Find each line with the word "xlabel" and say how many there are, nothing else.

SUPPLIED MATERIAL:
>>
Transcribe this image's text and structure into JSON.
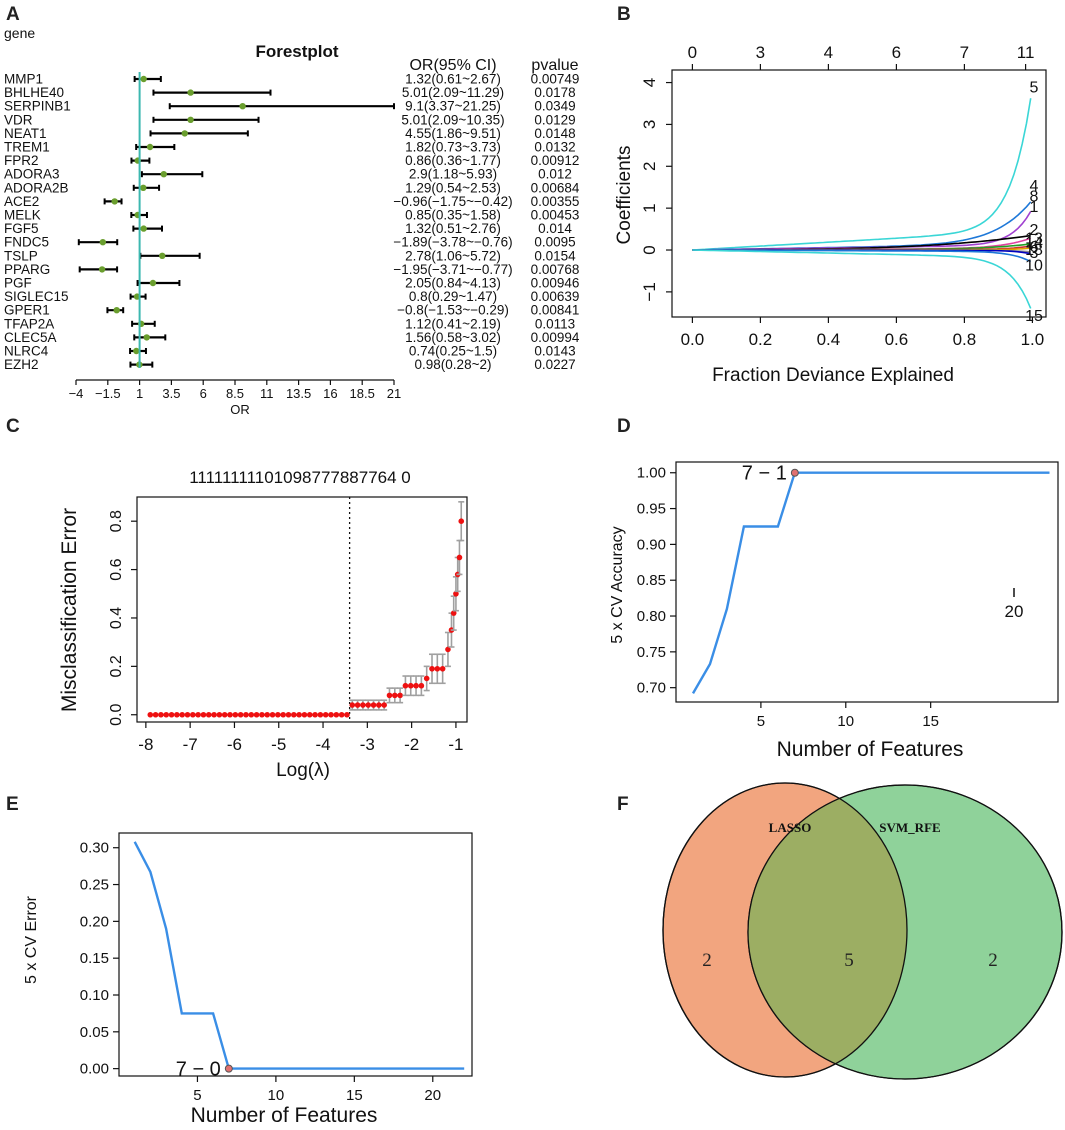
{
  "panel_letters": [
    "A",
    "B",
    "C",
    "D",
    "E",
    "F"
  ],
  "chart_data": [
    {
      "id": "A",
      "type": "forest",
      "title": "Forestplot",
      "col_gene": "gene",
      "col_or": "OR(95% CI)",
      "col_p": "pvalue",
      "xlabel": "OR",
      "xlim": [
        -4,
        21
      ],
      "xticks": [
        "-4",
        "-1.5",
        "1",
        "3.5",
        "6",
        "8.5",
        "11",
        "13.5",
        "16",
        "18.5",
        "21"
      ],
      "xtick_values": [
        -4,
        -1.5,
        1,
        3.5,
        6,
        8.5,
        11,
        13.5,
        16,
        18.5,
        21
      ],
      "reference_line": 1,
      "rows": [
        {
          "gene": "MMP1",
          "or": 1.32,
          "lo": 0.61,
          "hi": 2.67,
          "text": "1.32(0.61~2.67)",
          "p": "0.00749"
        },
        {
          "gene": "BHLHE40",
          "or": 5.01,
          "lo": 2.09,
          "hi": 11.29,
          "text": "5.01(2.09~11.29)",
          "p": "0.0178"
        },
        {
          "gene": "SERPINB1",
          "or": 9.1,
          "lo": 3.37,
          "hi": 21.25,
          "text": "9.1(3.37~21.25)",
          "p": "0.0349"
        },
        {
          "gene": "VDR",
          "or": 5.01,
          "lo": 2.09,
          "hi": 10.35,
          "text": "5.01(2.09~10.35)",
          "p": "0.0129"
        },
        {
          "gene": "NEAT1",
          "or": 4.55,
          "lo": 1.86,
          "hi": 9.51,
          "text": "4.55(1.86~9.51)",
          "p": "0.0148"
        },
        {
          "gene": "TREM1",
          "or": 1.82,
          "lo": 0.73,
          "hi": 3.73,
          "text": "1.82(0.73~3.73)",
          "p": "0.0132"
        },
        {
          "gene": "FPR2",
          "or": 0.86,
          "lo": 0.36,
          "hi": 1.77,
          "text": "0.86(0.36~1.77)",
          "p": "0.00912"
        },
        {
          "gene": "ADORA3",
          "or": 2.9,
          "lo": 1.18,
          "hi": 5.93,
          "text": "2.9(1.18~5.93)",
          "p": "0.012"
        },
        {
          "gene": "ADORA2B",
          "or": 1.29,
          "lo": 0.54,
          "hi": 2.53,
          "text": "1.29(0.54~2.53)",
          "p": "0.00684"
        },
        {
          "gene": "ACE2",
          "or": -0.96,
          "lo": -1.75,
          "hi": -0.42,
          "text": "−0.96(−1.75~−0.42)",
          "p": "0.00355"
        },
        {
          "gene": "MELK",
          "or": 0.85,
          "lo": 0.35,
          "hi": 1.58,
          "text": "0.85(0.35~1.58)",
          "p": "0.00453"
        },
        {
          "gene": "FGF5",
          "or": 1.32,
          "lo": 0.51,
          "hi": 2.76,
          "text": "1.32(0.51~2.76)",
          "p": "0.014"
        },
        {
          "gene": "FNDC5",
          "or": -1.89,
          "lo": -3.78,
          "hi": -0.76,
          "text": "−1.89(−3.78~−0.76)",
          "p": "0.0095"
        },
        {
          "gene": "TSLP",
          "or": 2.78,
          "lo": 1.06,
          "hi": 5.72,
          "text": "2.78(1.06~5.72)",
          "p": "0.0154"
        },
        {
          "gene": "PPARG",
          "or": -1.95,
          "lo": -3.71,
          "hi": -0.77,
          "text": "−1.95(−3.71~−0.77)",
          "p": "0.00768"
        },
        {
          "gene": "PGF",
          "or": 2.05,
          "lo": 0.84,
          "hi": 4.13,
          "text": "2.05(0.84~4.13)",
          "p": "0.00946"
        },
        {
          "gene": "SIGLEC15",
          "or": 0.8,
          "lo": 0.29,
          "hi": 1.47,
          "text": "0.8(0.29~1.47)",
          "p": "0.00639"
        },
        {
          "gene": "GPER1",
          "or": -0.8,
          "lo": -1.53,
          "hi": -0.29,
          "text": "−0.8(−1.53~−0.29)",
          "p": "0.00841"
        },
        {
          "gene": "TFAP2A",
          "or": 1.12,
          "lo": 0.41,
          "hi": 2.19,
          "text": "1.12(0.41~2.19)",
          "p": "0.0113"
        },
        {
          "gene": "CLEC5A",
          "or": 1.56,
          "lo": 0.58,
          "hi": 3.02,
          "text": "1.56(0.58~3.02)",
          "p": "0.00994"
        },
        {
          "gene": "NLRC4",
          "or": 0.74,
          "lo": 0.25,
          "hi": 1.5,
          "text": "0.74(0.25~1.5)",
          "p": "0.0143"
        },
        {
          "gene": "EZH2",
          "or": 0.98,
          "lo": 0.28,
          "hi": 2,
          "text": "0.98(0.28~2)",
          "p": "0.0227"
        }
      ],
      "colors": {
        "point": "#6a9e2e",
        "ci": "#000000",
        "ref": "#3cb8b0"
      }
    },
    {
      "id": "B",
      "type": "line",
      "xlabel": "Fraction Deviance Explained",
      "ylabel": "Coefficients",
      "xlim": [
        0,
        1.0
      ],
      "ylim": [
        -1.6,
        4.3
      ],
      "xticks": [
        "0.0",
        "0.2",
        "0.4",
        "0.6",
        "0.8",
        "1.0"
      ],
      "xtick_values": [
        0,
        0.2,
        0.4,
        0.6,
        0.8,
        1.0
      ],
      "yticks": [
        "−1",
        "0",
        "1",
        "2",
        "3",
        "4"
      ],
      "ytick_values": [
        -1,
        0,
        1,
        2,
        3,
        4
      ],
      "top_ticks": [
        "0",
        "3",
        "4",
        "6",
        "7",
        "11"
      ],
      "top_tick_values": [
        0,
        0.2,
        0.4,
        0.6,
        0.8,
        0.98
      ],
      "right_labels": [
        "5",
        "4",
        "8",
        "1",
        "2",
        "13",
        "14",
        "6",
        "18",
        "3",
        "10",
        "15"
      ],
      "right_label_values": [
        3.9,
        1.55,
        1.3,
        1.05,
        0.5,
        0.3,
        0.2,
        0.1,
        0.02,
        -0.05,
        -0.35,
        -1.55
      ],
      "series": [
        {
          "name": "5",
          "color": "#3ad6d6",
          "endpoint": 3.9,
          "shape": 5.5
        },
        {
          "name": "4",
          "color": "#1e78d8",
          "endpoint": 1.2,
          "shape": 3.2
        },
        {
          "name": "8",
          "color": "#a040d0",
          "endpoint": 1.0,
          "shape": 6.0
        },
        {
          "name": "1",
          "color": "#000000",
          "endpoint": 0.35,
          "shape": 1.2
        },
        {
          "name": "2",
          "color": "#e040a0",
          "endpoint": 0.3,
          "shape": 4.0
        },
        {
          "name": "13",
          "color": "#22a022",
          "endpoint": 0.15,
          "shape": 2.5
        },
        {
          "name": "14",
          "color": "#d03030",
          "endpoint": 0.1,
          "shape": 5.0
        },
        {
          "name": "6",
          "color": "#e0a000",
          "endpoint": 0.05,
          "shape": 7.0
        },
        {
          "name": "18",
          "color": "#888888",
          "endpoint": -0.05,
          "shape": 6.5
        },
        {
          "name": "3",
          "color": "#0000c0",
          "endpoint": -0.1,
          "shape": 8.0
        },
        {
          "name": "10",
          "color": "#1e78d8",
          "endpoint": -0.3,
          "shape": 6.0
        },
        {
          "name": "15",
          "color": "#3ad6d6",
          "endpoint": -1.5,
          "shape": 5.5
        }
      ]
    },
    {
      "id": "C",
      "type": "errorbar",
      "xlabel": "Log(λ)",
      "ylabel": "Misclassification Error",
      "xlim": [
        -8.2,
        -0.75
      ],
      "ylim": [
        -0.03,
        0.9
      ],
      "xticks": [
        "-8",
        "-7",
        "-6",
        "-5",
        "-4",
        "-3",
        "-2",
        "-1"
      ],
      "xtick_values": [
        -8,
        -7,
        -6,
        -5,
        -4,
        -3,
        -2,
        -1
      ],
      "yticks": [
        "0.0",
        "0.2",
        "0.4",
        "0.6",
        "0.8"
      ],
      "ytick_values": [
        0,
        0.2,
        0.4,
        0.6,
        0.8
      ],
      "top_label": "11111111101098777887764 0",
      "vline": -3.4,
      "points": [
        {
          "x": -7.9,
          "y": 0
        },
        {
          "x": -7.78,
          "y": 0
        },
        {
          "x": -7.66,
          "y": 0
        },
        {
          "x": -7.54,
          "y": 0
        },
        {
          "x": -7.42,
          "y": 0
        },
        {
          "x": -7.3,
          "y": 0
        },
        {
          "x": -7.18,
          "y": 0
        },
        {
          "x": -7.06,
          "y": 0
        },
        {
          "x": -6.94,
          "y": 0
        },
        {
          "x": -6.82,
          "y": 0
        },
        {
          "x": -6.7,
          "y": 0
        },
        {
          "x": -6.58,
          "y": 0
        },
        {
          "x": -6.46,
          "y": 0
        },
        {
          "x": -6.34,
          "y": 0
        },
        {
          "x": -6.22,
          "y": 0
        },
        {
          "x": -6.1,
          "y": 0
        },
        {
          "x": -5.98,
          "y": 0
        },
        {
          "x": -5.86,
          "y": 0
        },
        {
          "x": -5.74,
          "y": 0
        },
        {
          "x": -5.62,
          "y": 0
        },
        {
          "x": -5.5,
          "y": 0
        },
        {
          "x": -5.38,
          "y": 0
        },
        {
          "x": -5.26,
          "y": 0
        },
        {
          "x": -5.14,
          "y": 0
        },
        {
          "x": -5.02,
          "y": 0
        },
        {
          "x": -4.9,
          "y": 0
        },
        {
          "x": -4.78,
          "y": 0
        },
        {
          "x": -4.66,
          "y": 0
        },
        {
          "x": -4.54,
          "y": 0
        },
        {
          "x": -4.42,
          "y": 0
        },
        {
          "x": -4.3,
          "y": 0
        },
        {
          "x": -4.18,
          "y": 0
        },
        {
          "x": -4.06,
          "y": 0
        },
        {
          "x": -3.94,
          "y": 0
        },
        {
          "x": -3.82,
          "y": 0
        },
        {
          "x": -3.7,
          "y": 0
        },
        {
          "x": -3.58,
          "y": 0
        },
        {
          "x": -3.46,
          "y": 0
        },
        {
          "x": -3.34,
          "y": 0.04,
          "err": 0.02
        },
        {
          "x": -3.22,
          "y": 0.04,
          "err": 0.02
        },
        {
          "x": -3.1,
          "y": 0.04,
          "err": 0.02
        },
        {
          "x": -2.98,
          "y": 0.04,
          "err": 0.02
        },
        {
          "x": -2.86,
          "y": 0.04,
          "err": 0.02
        },
        {
          "x": -2.74,
          "y": 0.04,
          "err": 0.02
        },
        {
          "x": -2.62,
          "y": 0.04,
          "err": 0.02
        },
        {
          "x": -2.5,
          "y": 0.08,
          "err": 0.03
        },
        {
          "x": -2.38,
          "y": 0.08,
          "err": 0.03
        },
        {
          "x": -2.26,
          "y": 0.08,
          "err": 0.03
        },
        {
          "x": -2.14,
          "y": 0.12,
          "err": 0.04
        },
        {
          "x": -2.02,
          "y": 0.12,
          "err": 0.04
        },
        {
          "x": -1.9,
          "y": 0.12,
          "err": 0.04
        },
        {
          "x": -1.78,
          "y": 0.12,
          "err": 0.04
        },
        {
          "x": -1.66,
          "y": 0.15,
          "err": 0.05
        },
        {
          "x": -1.54,
          "y": 0.19,
          "err": 0.06
        },
        {
          "x": -1.42,
          "y": 0.19,
          "err": 0.06
        },
        {
          "x": -1.3,
          "y": 0.19,
          "err": 0.06
        },
        {
          "x": -1.18,
          "y": 0.27,
          "err": 0.07
        },
        {
          "x": -1.1,
          "y": 0.35,
          "err": 0.07
        },
        {
          "x": -1.05,
          "y": 0.42,
          "err": 0.07
        },
        {
          "x": -1.0,
          "y": 0.5,
          "err": 0.07
        },
        {
          "x": -0.96,
          "y": 0.58,
          "err": 0.07
        },
        {
          "x": -0.92,
          "y": 0.65,
          "err": 0.07
        },
        {
          "x": -0.88,
          "y": 0.8,
          "err": 0.08
        }
      ],
      "colors": {
        "point": "#ee1111",
        "err": "#a0a0a0"
      }
    },
    {
      "id": "D",
      "type": "line",
      "xlabel": "Number of Features",
      "ylabel": "5 x CV Accuracy",
      "xlim": [
        0,
        22.5
      ],
      "ylim": [
        0.68,
        1.015
      ],
      "xticks": [
        "5",
        "10",
        "15"
      ],
      "xtick_values": [
        5,
        10,
        15
      ],
      "yticks": [
        "0.70",
        "0.75",
        "0.80",
        "0.85",
        "0.90",
        "0.95",
        "1.00"
      ],
      "ytick_values": [
        0.7,
        0.75,
        0.8,
        0.85,
        0.9,
        0.95,
        1.0
      ],
      "x": [
        1,
        2,
        3,
        4,
        5,
        6,
        7,
        8,
        9,
        10,
        11,
        12,
        13,
        14,
        15,
        16,
        17,
        18,
        19,
        20,
        21,
        22
      ],
      "y": [
        0.692,
        0.733,
        0.81,
        0.925,
        0.925,
        0.925,
        1.0,
        1.0,
        1.0,
        1.0,
        1.0,
        1.0,
        1.0,
        1.0,
        1.0,
        1.0,
        1.0,
        1.0,
        1.0,
        1.0,
        1.0,
        1.0
      ],
      "highlight": {
        "x": 7,
        "y": 1.0,
        "label": "7 − 1"
      },
      "stray_label": "20",
      "colors": {
        "line": "#3a8ee6",
        "label": "#dd1111"
      }
    },
    {
      "id": "E",
      "type": "line",
      "xlabel": "Number of Features",
      "ylabel": "5 x CV Error",
      "xlim": [
        0,
        22.5
      ],
      "ylim": [
        -0.01,
        0.32
      ],
      "xticks": [
        "5",
        "10",
        "15",
        "20"
      ],
      "xtick_values": [
        5,
        10,
        15,
        20
      ],
      "yticks": [
        "0.00",
        "0.05",
        "0.10",
        "0.15",
        "0.20",
        "0.25",
        "0.30"
      ],
      "ytick_values": [
        0,
        0.05,
        0.1,
        0.15,
        0.2,
        0.25,
        0.3
      ],
      "x": [
        1,
        2,
        3,
        4,
        5,
        6,
        7,
        8,
        9,
        10,
        11,
        12,
        13,
        14,
        15,
        16,
        17,
        18,
        19,
        20,
        21,
        22
      ],
      "y": [
        0.308,
        0.267,
        0.19,
        0.075,
        0.075,
        0.075,
        0.0,
        0.0,
        0.0,
        0.0,
        0.0,
        0.0,
        0.0,
        0.0,
        0.0,
        0.0,
        0.0,
        0.0,
        0.0,
        0.0,
        0.0,
        0.0
      ],
      "highlight": {
        "x": 7,
        "y": 0.0,
        "label": "7 − 0"
      },
      "colors": {
        "line": "#3a8ee6",
        "label": "#dd1111"
      }
    },
    {
      "id": "F",
      "type": "venn",
      "sets": [
        "LASSO",
        "SVM_RFE"
      ],
      "counts": {
        "left_only": "2",
        "both": "5",
        "right_only": "2"
      },
      "colors": {
        "left": "#f2a57f",
        "right": "#8fd29a",
        "both": "#9cae63"
      }
    }
  ]
}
<<
EXERCISE RESPONSE: 5